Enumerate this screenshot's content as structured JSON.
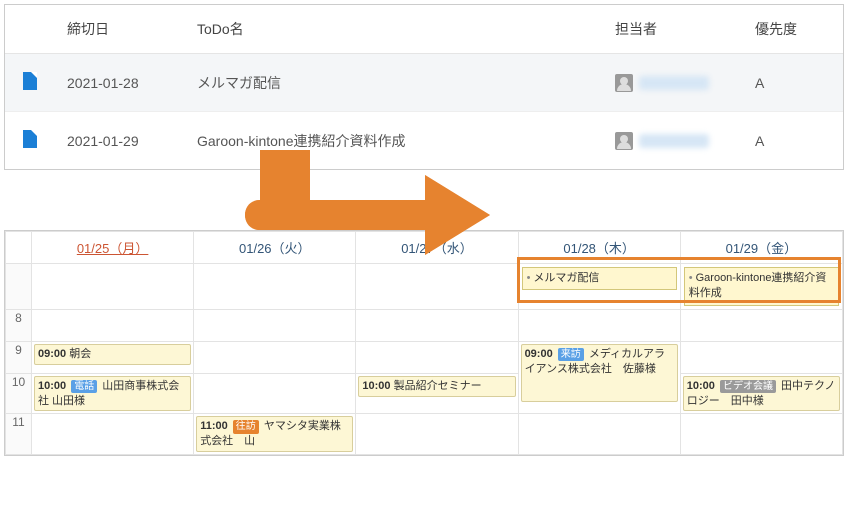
{
  "todo": {
    "headers": {
      "deadline": "締切日",
      "name": "ToDo名",
      "assignee": "担当者",
      "priority": "優先度"
    },
    "rows": [
      {
        "date": "2021-01-28",
        "title": "メルマガ配信",
        "priority": "A"
      },
      {
        "date": "2021-01-29",
        "title": "Garoon-kintone連携紹介資料作成",
        "priority": "A"
      }
    ]
  },
  "calendar": {
    "days": [
      {
        "label": "01/25（月）",
        "today": true
      },
      {
        "label": "01/26（火）",
        "today": false
      },
      {
        "label": "01/27（水）",
        "today": false
      },
      {
        "label": "01/28（木）",
        "today": false
      },
      {
        "label": "01/29（金）",
        "today": false
      }
    ],
    "hours": [
      "8",
      "9",
      "10",
      "11"
    ],
    "allday": {
      "thu": "メルマガ配信",
      "fri": "Garoon-kintone連携紹介資料作成"
    },
    "events": {
      "mon9": {
        "time": "09:00",
        "title": "朝会"
      },
      "mon10": {
        "time": "10:00",
        "tag": "電話",
        "title": "山田商事株式会社 山田様"
      },
      "tue11": {
        "time": "11:00",
        "tag": "往訪",
        "title": "ヤマシタ実業株式会社　山"
      },
      "wed10": {
        "time": "10:00",
        "title": "製品紹介セミナー"
      },
      "thu9": {
        "time": "09:00",
        "tag": "来訪",
        "title": "メディカルアライアンス株式会社　佐藤様"
      },
      "fri10": {
        "time": "10:00",
        "tag": "ビデオ会議",
        "title": "田中テクノロジー　田中様"
      }
    }
  }
}
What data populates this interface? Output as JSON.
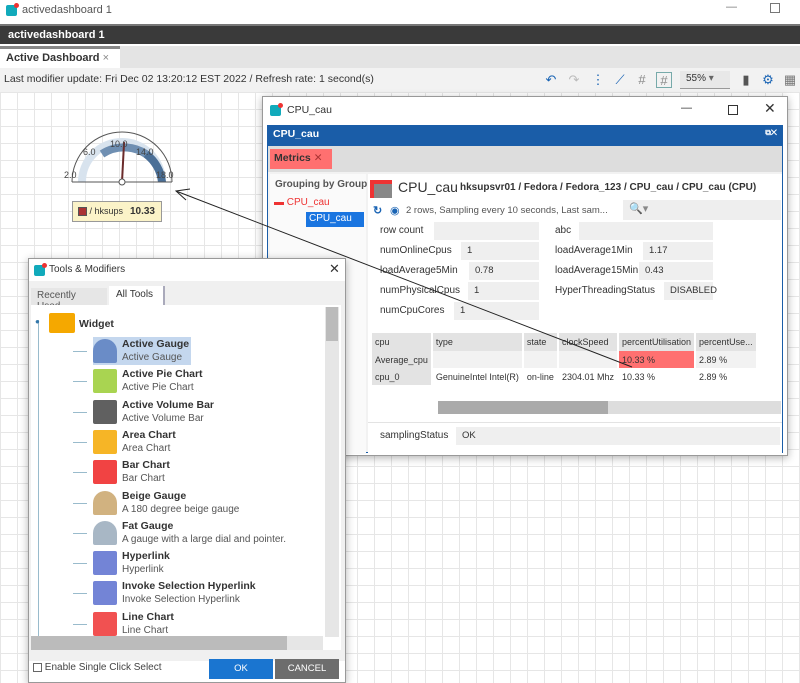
{
  "window": {
    "title": "activedashboard 1",
    "perspective": "activedashboard 1"
  },
  "tab": {
    "label": "Active Dashboard",
    "close": "×"
  },
  "info": {
    "text": "Last modifier update: Fri Dec 02 13:20:12 EST 2022 / Refresh rate: 1 second(s)",
    "zoom": "55%"
  },
  "gauge": {
    "ticks": [
      "2.0",
      "6.0",
      "10.0",
      "14.0",
      "18.0"
    ],
    "label": "/ hksups",
    "value": "10.33",
    "pointer_value": 10.33
  },
  "cpu_window": {
    "title": "CPU_cau",
    "inner_title": "CPU_cau",
    "metrics_tab": "Metrics",
    "grouping": "Grouping by Group",
    "tree": [
      "CPU_cau",
      "CPU_cau"
    ],
    "header_name": "CPU_cau",
    "header_path": "hksupsvr01 / Fedora / Fedora_123 / CPU_cau / CPU_cau (CPU)",
    "status": "2 rows, Sampling every 10 seconds, Last sam...",
    "fields_left": [
      {
        "label": "row count",
        "value": ""
      },
      {
        "label": "numOnlineCpus",
        "value": "1"
      },
      {
        "label": "loadAverage5Min",
        "value": "0.78"
      },
      {
        "label": "numPhysicalCpus",
        "value": "1"
      },
      {
        "label": "numCpuCores",
        "value": "1"
      }
    ],
    "fields_right": [
      {
        "label": "abc",
        "value": ""
      },
      {
        "label": "loadAverage1Min",
        "value": "1.17"
      },
      {
        "label": "loadAverage15Min",
        "value": "0.43"
      },
      {
        "label": "HyperThreadingStatus",
        "value": "DISABLED"
      }
    ],
    "columns": [
      "cpu",
      "type",
      "state",
      "clockSpeed",
      "percentUtilisation",
      "percentUse..."
    ],
    "rows": [
      [
        "Average_cpu",
        "",
        "",
        "",
        "10.33 %",
        "2.89 %"
      ],
      [
        "cpu_0",
        "GenuineIntel Intel(R)",
        "on-line",
        "2304.01 Mhz",
        "10.33 %",
        "2.89 %"
      ]
    ],
    "sampling_label": "samplingStatus",
    "sampling_value": "OK",
    "highlight": "#ff7070"
  },
  "tools": {
    "title": "Tools & Modifiers",
    "tabs": [
      "Recently Used",
      "All Tools"
    ],
    "folder": "Widget",
    "items": [
      {
        "title": "Active Gauge",
        "desc": "Active Gauge"
      },
      {
        "title": "Active Pie Chart",
        "desc": "Active Pie Chart"
      },
      {
        "title": "Active Volume Bar",
        "desc": "Active Volume Bar"
      },
      {
        "title": "Area Chart",
        "desc": "Area Chart"
      },
      {
        "title": "Bar Chart",
        "desc": "Bar Chart"
      },
      {
        "title": "Beige Gauge",
        "desc": "A 180 degree beige gauge"
      },
      {
        "title": "Fat Gauge",
        "desc": "A gauge with a large dial and pointer."
      },
      {
        "title": "Hyperlink",
        "desc": "Hyperlink"
      },
      {
        "title": "Invoke Selection Hyperlink",
        "desc": "Invoke Selection Hyperlink"
      },
      {
        "title": "Line Chart",
        "desc": "Line Chart"
      }
    ],
    "checkbox": "Enable Single Click Select",
    "ok": "OK",
    "cancel": "CANCEL"
  }
}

REQUIRED TASK: Figure out how many lines above include the string "Garoon", then report that number and nothing else.

OUTPUT OF THE TASK: 2